■ **Stated goal**
Reproduce the listing below word for word, but leave out the picture.

■ **Exercise inputs**
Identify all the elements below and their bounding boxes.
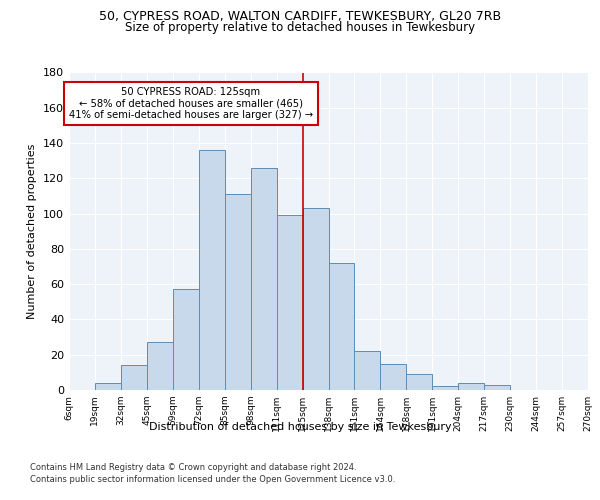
Text: 50 CYPRESS ROAD: 125sqm
← 58% of detached houses are smaller (465)
41% of semi-d: 50 CYPRESS ROAD: 125sqm ← 58% of detache… (69, 86, 313, 120)
Text: 50, CYPRESS ROAD, WALTON CARDIFF, TEWKESBURY, GL20 7RB: 50, CYPRESS ROAD, WALTON CARDIFF, TEWKES… (99, 10, 501, 23)
Bar (147, 342, 173, 390)
Bar (302, 208, 329, 390)
Bar (173, 290, 199, 390)
Bar (277, 216, 302, 390)
Text: Size of property relative to detached houses in Tewkesbury: Size of property relative to detached ho… (125, 21, 475, 34)
Bar (484, 384, 510, 390)
Text: Contains public sector information licensed under the Open Government Licence v3: Contains public sector information licen… (30, 475, 395, 484)
Bar (329, 263, 355, 390)
Bar (121, 366, 147, 390)
Text: Contains HM Land Registry data © Crown copyright and database right 2024.: Contains HM Land Registry data © Crown c… (30, 462, 356, 471)
Bar (458, 383, 484, 390)
Bar (355, 351, 380, 390)
Bar (406, 374, 432, 390)
Text: Distribution of detached houses by size in Tewkesbury: Distribution of detached houses by size … (149, 422, 451, 432)
Bar (225, 194, 251, 390)
Bar (433, 386, 458, 390)
Bar (251, 168, 277, 390)
Bar (199, 150, 224, 390)
Bar (380, 364, 406, 390)
Bar (95, 383, 121, 390)
Y-axis label: Number of detached properties: Number of detached properties (28, 144, 37, 319)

■ **Expected answer**
Identify all the elements below and their bounding boxes.
Text: 50 CYPRESS ROAD: 125sqm
← 58% of detached houses are smaller (465)
41% of semi-d: 50 CYPRESS ROAD: 125sqm ← 58% of detache… (69, 86, 313, 120)
Text: 50, CYPRESS ROAD, WALTON CARDIFF, TEWKESBURY, GL20 7RB: 50, CYPRESS ROAD, WALTON CARDIFF, TEWKES… (99, 10, 501, 23)
Bar (147, 342, 173, 390)
Bar (302, 208, 329, 390)
Bar (173, 290, 199, 390)
Bar (277, 216, 302, 390)
Text: Size of property relative to detached houses in Tewkesbury: Size of property relative to detached ho… (125, 21, 475, 34)
Bar (484, 384, 510, 390)
Text: Contains public sector information licensed under the Open Government Licence v3: Contains public sector information licen… (30, 475, 395, 484)
Bar (329, 263, 355, 390)
Bar (121, 366, 147, 390)
Text: Contains HM Land Registry data © Crown copyright and database right 2024.: Contains HM Land Registry data © Crown c… (30, 462, 356, 471)
Bar (458, 383, 484, 390)
Bar (355, 351, 380, 390)
Bar (406, 374, 432, 390)
Text: Distribution of detached houses by size in Tewkesbury: Distribution of detached houses by size … (149, 422, 451, 432)
Bar (225, 194, 251, 390)
Bar (433, 386, 458, 390)
Bar (251, 168, 277, 390)
Bar (199, 150, 224, 390)
Bar (380, 364, 406, 390)
Bar (95, 383, 121, 390)
Y-axis label: Number of detached properties: Number of detached properties (28, 144, 37, 319)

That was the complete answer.